» **Task prompt**:
Extract the lines that hold the string "wszystkie".

» **Records for the task**:
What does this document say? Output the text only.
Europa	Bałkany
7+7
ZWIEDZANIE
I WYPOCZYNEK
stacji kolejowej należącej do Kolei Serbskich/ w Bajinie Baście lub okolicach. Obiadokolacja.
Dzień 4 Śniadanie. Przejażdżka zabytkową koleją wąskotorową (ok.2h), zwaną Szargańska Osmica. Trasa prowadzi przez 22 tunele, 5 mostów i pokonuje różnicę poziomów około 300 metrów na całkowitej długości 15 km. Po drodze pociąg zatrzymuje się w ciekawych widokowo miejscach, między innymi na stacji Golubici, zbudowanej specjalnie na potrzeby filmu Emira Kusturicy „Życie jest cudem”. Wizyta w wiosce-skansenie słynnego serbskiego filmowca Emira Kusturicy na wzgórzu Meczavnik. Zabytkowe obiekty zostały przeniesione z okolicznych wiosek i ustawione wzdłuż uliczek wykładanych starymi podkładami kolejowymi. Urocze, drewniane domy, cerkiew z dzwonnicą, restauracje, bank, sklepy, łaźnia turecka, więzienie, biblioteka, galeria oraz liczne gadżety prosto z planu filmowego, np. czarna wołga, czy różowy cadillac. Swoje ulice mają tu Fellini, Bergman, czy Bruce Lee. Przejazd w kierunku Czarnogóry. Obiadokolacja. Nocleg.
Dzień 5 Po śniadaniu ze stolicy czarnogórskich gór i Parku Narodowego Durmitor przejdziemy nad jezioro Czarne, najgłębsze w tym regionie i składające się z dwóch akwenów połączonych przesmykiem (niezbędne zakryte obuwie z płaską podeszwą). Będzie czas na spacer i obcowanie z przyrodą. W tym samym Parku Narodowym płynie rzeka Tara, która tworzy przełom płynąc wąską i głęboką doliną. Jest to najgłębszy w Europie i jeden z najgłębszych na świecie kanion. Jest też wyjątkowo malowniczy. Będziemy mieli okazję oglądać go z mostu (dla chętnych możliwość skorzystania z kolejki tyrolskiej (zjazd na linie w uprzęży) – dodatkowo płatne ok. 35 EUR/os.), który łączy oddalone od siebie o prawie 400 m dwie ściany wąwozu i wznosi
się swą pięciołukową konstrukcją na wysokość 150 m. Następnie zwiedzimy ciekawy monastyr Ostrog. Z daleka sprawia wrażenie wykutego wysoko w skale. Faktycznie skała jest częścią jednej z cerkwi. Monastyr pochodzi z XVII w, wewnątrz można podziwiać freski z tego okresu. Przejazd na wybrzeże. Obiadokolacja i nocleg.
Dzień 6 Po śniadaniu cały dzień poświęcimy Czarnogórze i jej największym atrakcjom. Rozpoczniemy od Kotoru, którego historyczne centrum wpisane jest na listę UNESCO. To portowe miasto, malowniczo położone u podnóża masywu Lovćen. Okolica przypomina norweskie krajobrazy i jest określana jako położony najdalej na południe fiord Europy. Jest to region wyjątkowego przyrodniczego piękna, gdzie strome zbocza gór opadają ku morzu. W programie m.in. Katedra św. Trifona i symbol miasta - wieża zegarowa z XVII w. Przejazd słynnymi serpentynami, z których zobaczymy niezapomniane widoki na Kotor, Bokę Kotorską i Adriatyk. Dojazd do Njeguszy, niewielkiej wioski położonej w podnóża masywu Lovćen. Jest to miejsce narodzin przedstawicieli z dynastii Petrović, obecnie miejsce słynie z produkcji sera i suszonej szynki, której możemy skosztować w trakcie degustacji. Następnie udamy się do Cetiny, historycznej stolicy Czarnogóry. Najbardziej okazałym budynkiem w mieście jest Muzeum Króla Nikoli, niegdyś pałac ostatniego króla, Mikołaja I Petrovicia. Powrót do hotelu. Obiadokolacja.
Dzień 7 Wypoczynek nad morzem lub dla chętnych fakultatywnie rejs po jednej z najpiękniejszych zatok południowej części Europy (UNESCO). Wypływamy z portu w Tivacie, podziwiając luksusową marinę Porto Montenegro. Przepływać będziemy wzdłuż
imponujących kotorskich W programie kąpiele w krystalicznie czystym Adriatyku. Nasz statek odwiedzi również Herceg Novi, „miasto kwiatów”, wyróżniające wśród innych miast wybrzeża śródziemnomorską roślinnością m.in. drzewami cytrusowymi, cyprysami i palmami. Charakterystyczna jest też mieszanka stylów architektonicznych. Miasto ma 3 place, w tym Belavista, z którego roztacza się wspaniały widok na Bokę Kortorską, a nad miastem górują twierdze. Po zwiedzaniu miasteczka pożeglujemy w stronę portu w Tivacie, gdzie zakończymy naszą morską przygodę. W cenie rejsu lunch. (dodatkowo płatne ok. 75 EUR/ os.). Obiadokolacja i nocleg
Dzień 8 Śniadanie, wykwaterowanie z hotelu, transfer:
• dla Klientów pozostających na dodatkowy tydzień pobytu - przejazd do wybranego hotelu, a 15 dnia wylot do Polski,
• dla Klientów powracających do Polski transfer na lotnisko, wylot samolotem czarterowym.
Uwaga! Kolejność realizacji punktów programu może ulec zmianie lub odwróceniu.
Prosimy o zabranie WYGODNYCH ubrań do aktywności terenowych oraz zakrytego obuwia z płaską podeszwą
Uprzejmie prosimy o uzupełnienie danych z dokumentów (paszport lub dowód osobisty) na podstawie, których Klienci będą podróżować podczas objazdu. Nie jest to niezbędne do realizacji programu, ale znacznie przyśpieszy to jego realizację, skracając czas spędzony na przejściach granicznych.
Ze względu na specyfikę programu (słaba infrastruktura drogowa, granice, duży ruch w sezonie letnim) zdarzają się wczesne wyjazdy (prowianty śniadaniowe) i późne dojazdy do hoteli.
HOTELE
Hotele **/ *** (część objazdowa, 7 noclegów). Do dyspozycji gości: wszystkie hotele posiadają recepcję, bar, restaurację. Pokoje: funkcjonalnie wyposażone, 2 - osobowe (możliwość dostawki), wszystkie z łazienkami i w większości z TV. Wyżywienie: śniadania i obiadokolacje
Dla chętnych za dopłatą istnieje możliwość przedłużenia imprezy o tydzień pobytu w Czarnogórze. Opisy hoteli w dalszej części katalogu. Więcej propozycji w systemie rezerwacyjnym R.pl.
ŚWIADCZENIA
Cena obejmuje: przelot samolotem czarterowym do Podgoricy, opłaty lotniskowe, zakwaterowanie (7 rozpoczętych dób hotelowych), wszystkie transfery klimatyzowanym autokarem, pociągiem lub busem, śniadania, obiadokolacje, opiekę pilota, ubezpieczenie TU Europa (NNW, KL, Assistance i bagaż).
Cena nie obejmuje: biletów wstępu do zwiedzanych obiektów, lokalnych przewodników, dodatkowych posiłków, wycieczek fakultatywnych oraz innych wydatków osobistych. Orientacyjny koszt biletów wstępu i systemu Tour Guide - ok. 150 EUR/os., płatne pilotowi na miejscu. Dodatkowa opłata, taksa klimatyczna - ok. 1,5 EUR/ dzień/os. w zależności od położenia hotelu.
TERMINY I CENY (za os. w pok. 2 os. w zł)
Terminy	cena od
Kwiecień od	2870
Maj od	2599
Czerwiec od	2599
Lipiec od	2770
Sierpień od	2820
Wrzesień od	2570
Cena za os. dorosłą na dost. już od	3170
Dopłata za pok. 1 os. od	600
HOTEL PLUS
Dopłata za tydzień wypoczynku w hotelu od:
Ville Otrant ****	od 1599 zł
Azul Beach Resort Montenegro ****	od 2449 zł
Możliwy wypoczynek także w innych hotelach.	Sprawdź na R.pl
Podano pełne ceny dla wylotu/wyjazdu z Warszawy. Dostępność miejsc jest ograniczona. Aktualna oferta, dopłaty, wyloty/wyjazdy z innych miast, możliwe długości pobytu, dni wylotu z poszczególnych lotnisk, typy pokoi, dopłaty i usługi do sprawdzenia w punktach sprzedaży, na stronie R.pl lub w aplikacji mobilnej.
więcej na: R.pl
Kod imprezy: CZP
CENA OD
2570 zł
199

» **The solution**:
Hotele **/ *** (część objazdowa, 7 noclegów). Do dyspozycji gości: wszystkie hotele posiadają recepcję, bar, restaurację. Pokoje: funkcjonalnie wyposażone, 2 - osobowe (możliwość dostawki), wszystkie z łazienkami i w większości z TV. Wyżywienie: śniadania i obiadokolacje
Cena obejmuje: przelot samolotem czarterowym do Podgoricy, opłaty lotniskowe, zakwaterowanie (7 rozpoczętych dób hotelowych), wszystkie transfery klimatyzowanym autokarem, pociągiem lub busem, śniadania, obiadokolacje, opiekę pilota, ubezpieczenie TU Europa (NNW, KL, Assistance i bagaż).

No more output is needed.